-- CHALLENGE --
Find the lines with the string "they" and return them.

************

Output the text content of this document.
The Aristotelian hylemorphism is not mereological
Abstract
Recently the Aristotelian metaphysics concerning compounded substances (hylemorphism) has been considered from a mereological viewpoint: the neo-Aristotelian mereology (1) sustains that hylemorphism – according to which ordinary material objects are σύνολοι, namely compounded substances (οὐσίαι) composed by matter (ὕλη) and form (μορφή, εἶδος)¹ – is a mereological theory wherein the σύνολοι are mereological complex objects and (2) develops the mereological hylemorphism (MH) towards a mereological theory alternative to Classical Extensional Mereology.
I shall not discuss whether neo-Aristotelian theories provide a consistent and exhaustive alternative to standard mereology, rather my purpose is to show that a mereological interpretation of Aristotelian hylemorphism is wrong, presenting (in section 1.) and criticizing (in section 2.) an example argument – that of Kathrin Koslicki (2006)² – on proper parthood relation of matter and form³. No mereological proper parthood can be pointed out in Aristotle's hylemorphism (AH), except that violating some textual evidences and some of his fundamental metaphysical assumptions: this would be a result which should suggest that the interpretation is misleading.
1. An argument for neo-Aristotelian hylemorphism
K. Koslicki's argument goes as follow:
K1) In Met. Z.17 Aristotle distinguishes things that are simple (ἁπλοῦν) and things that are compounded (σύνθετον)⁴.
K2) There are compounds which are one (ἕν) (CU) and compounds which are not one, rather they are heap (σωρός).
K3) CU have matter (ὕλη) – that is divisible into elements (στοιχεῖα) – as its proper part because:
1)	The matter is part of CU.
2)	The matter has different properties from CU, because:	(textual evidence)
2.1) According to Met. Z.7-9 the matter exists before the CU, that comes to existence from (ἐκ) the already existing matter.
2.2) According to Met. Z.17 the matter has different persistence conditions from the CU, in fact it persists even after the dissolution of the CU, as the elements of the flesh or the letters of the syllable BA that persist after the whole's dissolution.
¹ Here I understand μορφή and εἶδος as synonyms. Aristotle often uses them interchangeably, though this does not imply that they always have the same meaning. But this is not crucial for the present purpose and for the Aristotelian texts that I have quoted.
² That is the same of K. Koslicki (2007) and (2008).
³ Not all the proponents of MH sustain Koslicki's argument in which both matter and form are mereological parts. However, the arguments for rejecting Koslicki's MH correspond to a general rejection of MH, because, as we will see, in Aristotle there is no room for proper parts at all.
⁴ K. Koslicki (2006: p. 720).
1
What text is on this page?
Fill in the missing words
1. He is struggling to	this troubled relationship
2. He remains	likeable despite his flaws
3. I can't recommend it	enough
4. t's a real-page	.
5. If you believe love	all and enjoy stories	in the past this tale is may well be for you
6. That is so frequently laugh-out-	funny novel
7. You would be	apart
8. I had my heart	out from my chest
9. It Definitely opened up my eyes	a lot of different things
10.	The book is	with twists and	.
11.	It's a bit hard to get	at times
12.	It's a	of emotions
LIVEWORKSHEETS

************

-- FULL ANSWER --
K2) There are compounds which are one (ἕν) (CU) and compounds which are not one, rather they are heap (σωρός).
¹ Here I understand μορφή and εἶδος as synonyms. Aristotle often uses them interchangeably, though this does not imply that they always have the same meaning. But this is not crucial for the present purpose and for the Aristotelian texts that I have quoted.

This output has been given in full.